- _Records to use_
# # # # # # #

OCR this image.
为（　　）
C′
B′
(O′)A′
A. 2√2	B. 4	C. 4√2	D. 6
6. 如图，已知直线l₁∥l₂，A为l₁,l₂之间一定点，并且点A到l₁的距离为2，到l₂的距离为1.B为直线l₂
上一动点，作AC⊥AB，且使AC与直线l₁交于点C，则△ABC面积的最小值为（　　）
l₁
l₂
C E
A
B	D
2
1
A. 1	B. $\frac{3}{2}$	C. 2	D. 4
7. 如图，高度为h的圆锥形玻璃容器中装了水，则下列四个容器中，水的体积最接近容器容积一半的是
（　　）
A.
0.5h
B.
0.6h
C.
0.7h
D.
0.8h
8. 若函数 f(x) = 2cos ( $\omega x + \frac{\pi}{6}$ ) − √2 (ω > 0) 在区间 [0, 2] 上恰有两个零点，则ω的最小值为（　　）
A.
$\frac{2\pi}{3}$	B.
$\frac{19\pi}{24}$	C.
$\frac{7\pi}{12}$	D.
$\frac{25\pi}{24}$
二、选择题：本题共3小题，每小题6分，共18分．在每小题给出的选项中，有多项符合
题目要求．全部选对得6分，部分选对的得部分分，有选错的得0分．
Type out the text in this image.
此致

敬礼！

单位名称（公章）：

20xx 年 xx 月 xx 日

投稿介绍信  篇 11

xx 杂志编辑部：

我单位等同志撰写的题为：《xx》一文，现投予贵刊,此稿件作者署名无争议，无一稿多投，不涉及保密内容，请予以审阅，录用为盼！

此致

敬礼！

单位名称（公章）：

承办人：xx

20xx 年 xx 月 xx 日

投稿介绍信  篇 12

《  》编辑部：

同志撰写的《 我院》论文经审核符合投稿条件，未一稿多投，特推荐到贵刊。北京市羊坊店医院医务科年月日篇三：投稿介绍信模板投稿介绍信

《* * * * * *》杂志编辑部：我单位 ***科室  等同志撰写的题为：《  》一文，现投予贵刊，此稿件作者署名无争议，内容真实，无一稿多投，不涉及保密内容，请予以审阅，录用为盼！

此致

# # # # # # #

- _Given request_
Give all of the entries again, word for word.

- _Answer_
OCR this image.
为（　　）
C′
B′
(O′)A′
A. 2√2	B. 4	C. 4√2	D. 6
6. 如图，已知直线l₁∥l₂，A为l₁,l₂之间一定点，并且点A到l₁的距离为2，到l₂的距离为1.B为直线l₂
上一动点，作AC⊥AB，且使AC与直线l₁交于点C，则△ABC面积的最小值为（　　）
l₁
l₂
C E
A
B	D
2
1
A. 1	B. $\frac{3}{2}$	C. 2	D. 4
7. 如图，高度为h的圆锥形玻璃容器中装了水，则下列四个容器中，水的体积最接近容器容积一半的是
（　　）
A.
0.5h
B.
0.6h
C.
0.7h
D.
0.8h
8. 若函数 f(x) = 2cos ( $\omega x + \frac{\pi}{6}$ ) − √2 (ω > 0) 在区间 [0, 2] 上恰有两个零点，则ω的最小值为（　　）
A.
$\frac{2\pi}{3}$	B.
$\frac{19\pi}{24}$	C.
$\frac{7\pi}{12}$	D.
$\frac{25\pi}{24}$
二、选择题：本题共3小题，每小题6分，共18分．在每小题给出的选项中，有多项符合
题目要求．全部选对得6分，部分选对的得部分分，有选错的得0分．
Type out the text in this image.
此致

敬礼！

单位名称（公章）：

20xx 年 xx 月 xx 日

投稿介绍信  篇 11

xx 杂志编辑部：

我单位等同志撰写的题为：《xx》一文，现投予贵刊,此稿件作者署名无争议，无一稿多投，不涉及保密内容，请予以审阅，录用为盼！

此致

敬礼！

单位名称（公章）：

承办人：xx

20xx 年 xx 月 xx 日

投稿介绍信  篇 12

《  》编辑部：

同志撰写的《 我院》论文经审核符合投稿条件，未一稿多投，特推荐到贵刊。北京市羊坊店医院医务科年月日篇三：投稿介绍信模板投稿介绍信

《* * * * * *》杂志编辑部：我单位 ***科室  等同志撰写的题为：《  》一文，现投予贵刊，此稿件作者署名无争议，内容真实，无一稿多投，不涉及保密内容，请予以审阅，录用为盼！

此致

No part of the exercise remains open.